**WRITTEN INSTRUCTION:** Restate the full listing word for word and leave the pictures out.

** BEGIN STORED ROWS **

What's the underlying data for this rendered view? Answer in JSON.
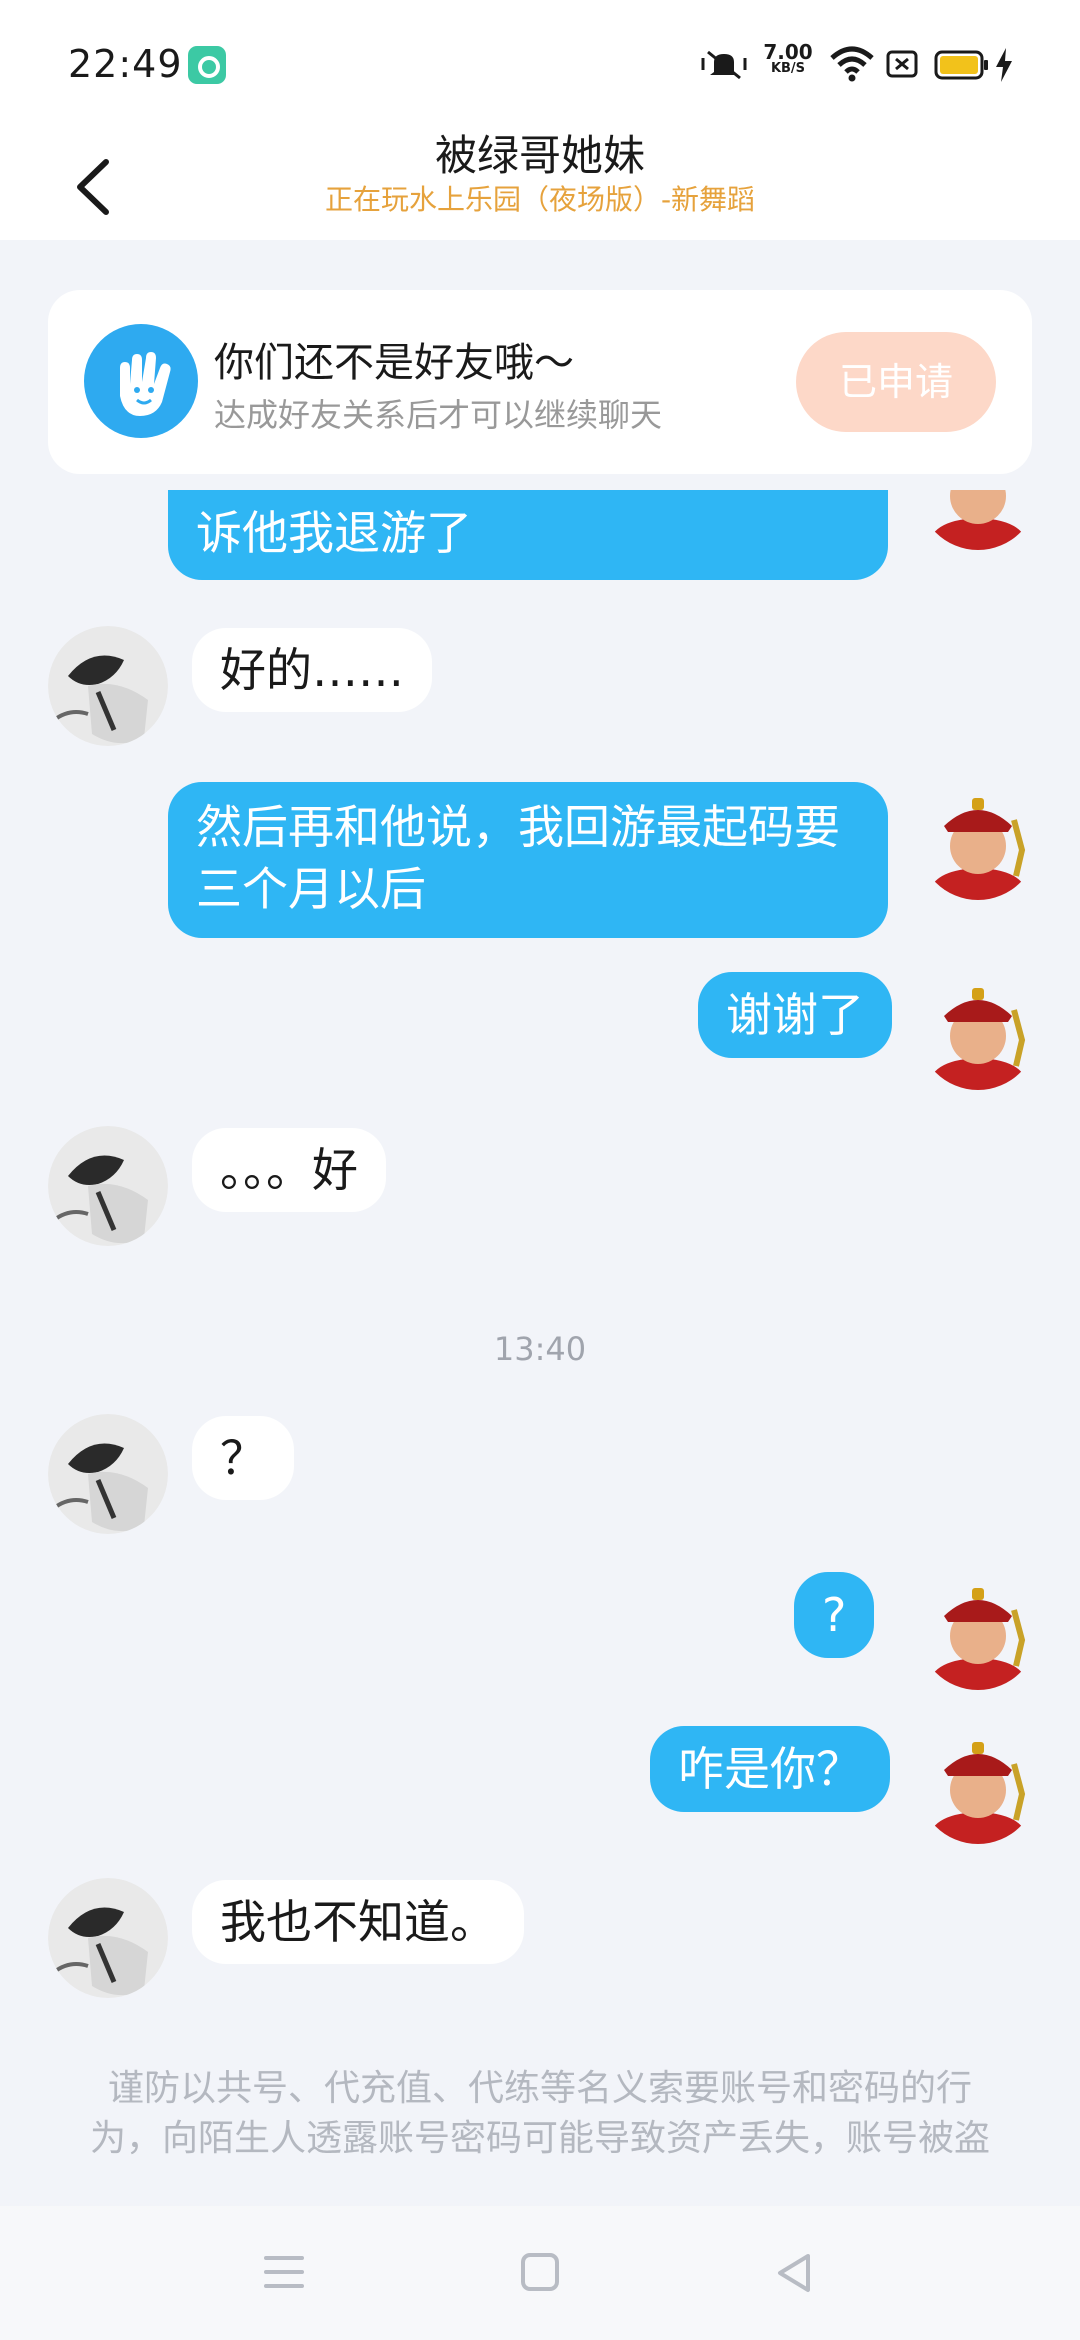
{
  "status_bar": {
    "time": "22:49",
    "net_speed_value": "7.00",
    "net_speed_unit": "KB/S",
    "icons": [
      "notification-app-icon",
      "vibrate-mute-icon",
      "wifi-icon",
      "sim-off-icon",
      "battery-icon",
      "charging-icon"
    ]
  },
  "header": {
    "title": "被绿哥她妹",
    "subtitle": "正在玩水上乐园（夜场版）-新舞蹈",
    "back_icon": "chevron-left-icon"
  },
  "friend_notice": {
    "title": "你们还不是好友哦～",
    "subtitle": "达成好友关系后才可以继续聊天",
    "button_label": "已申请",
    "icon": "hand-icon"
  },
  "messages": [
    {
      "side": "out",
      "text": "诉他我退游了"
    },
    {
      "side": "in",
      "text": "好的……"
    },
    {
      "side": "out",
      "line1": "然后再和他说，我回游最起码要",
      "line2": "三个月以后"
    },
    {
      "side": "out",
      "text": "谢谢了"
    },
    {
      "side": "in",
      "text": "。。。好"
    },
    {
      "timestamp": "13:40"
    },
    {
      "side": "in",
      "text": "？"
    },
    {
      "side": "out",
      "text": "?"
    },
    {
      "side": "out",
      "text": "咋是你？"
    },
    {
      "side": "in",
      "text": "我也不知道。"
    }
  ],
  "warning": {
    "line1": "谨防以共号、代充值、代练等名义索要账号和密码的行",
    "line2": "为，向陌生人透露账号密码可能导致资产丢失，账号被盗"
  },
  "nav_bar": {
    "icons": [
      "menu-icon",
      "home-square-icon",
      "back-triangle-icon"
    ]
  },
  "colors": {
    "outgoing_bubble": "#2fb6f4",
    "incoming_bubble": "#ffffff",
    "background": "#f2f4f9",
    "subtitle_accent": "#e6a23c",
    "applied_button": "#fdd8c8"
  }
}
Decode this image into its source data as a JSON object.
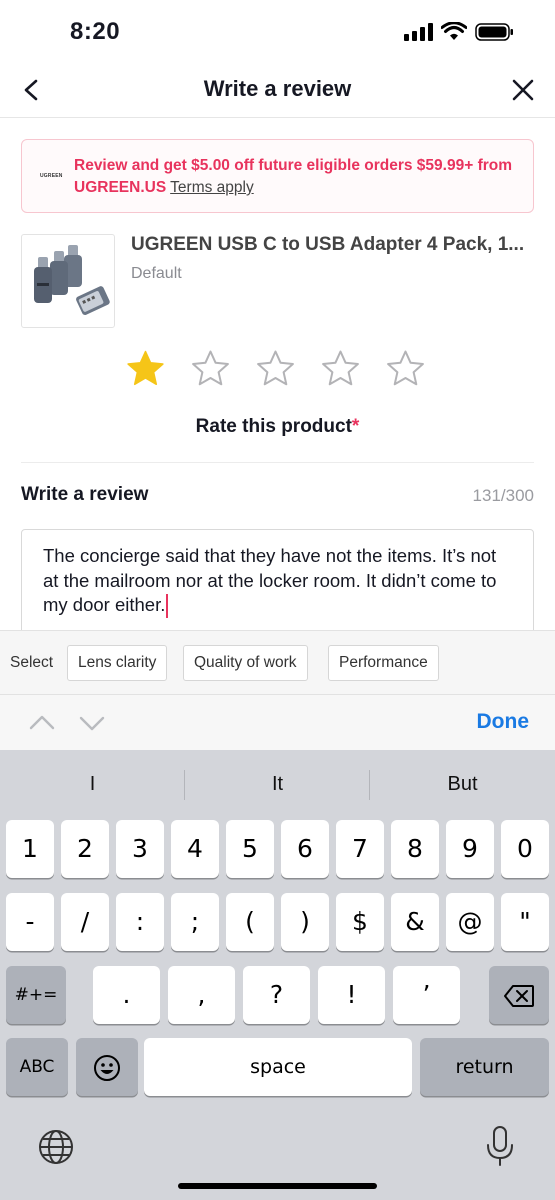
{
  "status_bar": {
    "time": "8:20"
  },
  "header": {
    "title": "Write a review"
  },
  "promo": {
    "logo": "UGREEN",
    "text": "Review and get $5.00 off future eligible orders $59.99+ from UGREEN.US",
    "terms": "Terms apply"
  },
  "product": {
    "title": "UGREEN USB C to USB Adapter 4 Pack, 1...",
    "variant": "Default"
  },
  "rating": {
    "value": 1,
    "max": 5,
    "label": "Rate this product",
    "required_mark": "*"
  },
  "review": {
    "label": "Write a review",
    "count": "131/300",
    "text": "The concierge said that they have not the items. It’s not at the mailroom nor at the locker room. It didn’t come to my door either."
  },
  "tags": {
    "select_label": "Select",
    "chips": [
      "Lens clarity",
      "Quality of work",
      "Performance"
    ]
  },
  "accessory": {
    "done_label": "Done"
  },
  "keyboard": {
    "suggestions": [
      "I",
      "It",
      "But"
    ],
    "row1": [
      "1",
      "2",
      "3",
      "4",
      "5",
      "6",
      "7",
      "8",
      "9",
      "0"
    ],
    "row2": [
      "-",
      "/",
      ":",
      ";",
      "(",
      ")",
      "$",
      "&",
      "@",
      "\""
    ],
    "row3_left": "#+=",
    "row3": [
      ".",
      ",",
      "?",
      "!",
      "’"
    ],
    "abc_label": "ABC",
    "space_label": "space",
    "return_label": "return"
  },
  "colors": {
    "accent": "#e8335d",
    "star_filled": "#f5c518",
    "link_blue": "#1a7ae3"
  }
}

** END STORED ROWS **

**FINAL ANSWER:**
What's the underlying data for this rendered view? Answer in JSON.
{
  "status_bar": {
    "time": "22:49",
    "net_speed_value": "7.00",
    "net_speed_unit": "KB/S",
    "icons": [
      "notification-app-icon",
      "vibrate-mute-icon",
      "wifi-icon",
      "sim-off-icon",
      "battery-icon",
      "charging-icon"
    ]
  },
  "header": {
    "title": "被绿哥她妹",
    "subtitle": "正在玩水上乐园（夜场版）-新舞蹈",
    "back_icon": "chevron-left-icon"
  },
  "friend_notice": {
    "title": "你们还不是好友哦～",
    "subtitle": "达成好友关系后才可以继续聊天",
    "button_label": "已申请",
    "icon": "hand-icon"
  },
  "messages": [
    {
      "side": "out",
      "text": "诉他我退游了"
    },
    {
      "side": "in",
      "text": "好的……"
    },
    {
      "side": "out",
      "line1": "然后再和他说，我回游最起码要",
      "line2": "三个月以后"
    },
    {
      "side": "out",
      "text": "谢谢了"
    },
    {
      "side": "in",
      "text": "。。。好"
    },
    {
      "timestamp": "13:40"
    },
    {
      "side": "in",
      "text": "？"
    },
    {
      "side": "out",
      "text": "?"
    },
    {
      "side": "out",
      "text": "咋是你？"
    },
    {
      "side": "in",
      "text": "我也不知道。"
    }
  ],
  "warning": {
    "line1": "谨防以共号、代充值、代练等名义索要账号和密码的行",
    "line2": "为，向陌生人透露账号密码可能导致资产丢失，账号被盗"
  },
  "nav_bar": {
    "icons": [
      "menu-icon",
      "home-square-icon",
      "back-triangle-icon"
    ]
  },
  "colors": {
    "outgoing_bubble": "#2fb6f4",
    "incoming_bubble": "#ffffff",
    "background": "#f2f4f9",
    "subtitle_accent": "#e6a23c",
    "applied_button": "#fdd8c8"
  }
}
Decode this image into its source data as a JSON object.
{
  "status_bar": {
    "time": "8:20"
  },
  "header": {
    "title": "Write a review"
  },
  "promo": {
    "logo": "UGREEN",
    "text": "Review and get $5.00 off future eligible orders $59.99+ from UGREEN.US",
    "terms": "Terms apply"
  },
  "product": {
    "title": "UGREEN USB C to USB Adapter 4 Pack, 1...",
    "variant": "Default"
  },
  "rating": {
    "value": 1,
    "max": 5,
    "label": "Rate this product",
    "required_mark": "*"
  },
  "review": {
    "label": "Write a review",
    "count": "131/300",
    "text": "The concierge said that they have not the items. It’s not at the mailroom nor at the locker room. It didn’t come to my door either."
  },
  "tags": {
    "select_label": "Select",
    "chips": [
      "Lens clarity",
      "Quality of work",
      "Performance"
    ]
  },
  "accessory": {
    "done_label": "Done"
  },
  "keyboard": {
    "suggestions": [
      "I",
      "It",
      "But"
    ],
    "row1": [
      "1",
      "2",
      "3",
      "4",
      "5",
      "6",
      "7",
      "8",
      "9",
      "0"
    ],
    "row2": [
      "-",
      "/",
      ":",
      ";",
      "(",
      ")",
      "$",
      "&",
      "@",
      "\""
    ],
    "row3_left": "#+=",
    "row3": [
      ".",
      ",",
      "?",
      "!",
      "’"
    ],
    "abc_label": "ABC",
    "space_label": "space",
    "return_label": "return"
  },
  "colors": {
    "accent": "#e8335d",
    "star_filled": "#f5c518",
    "link_blue": "#1a7ae3"
  }
}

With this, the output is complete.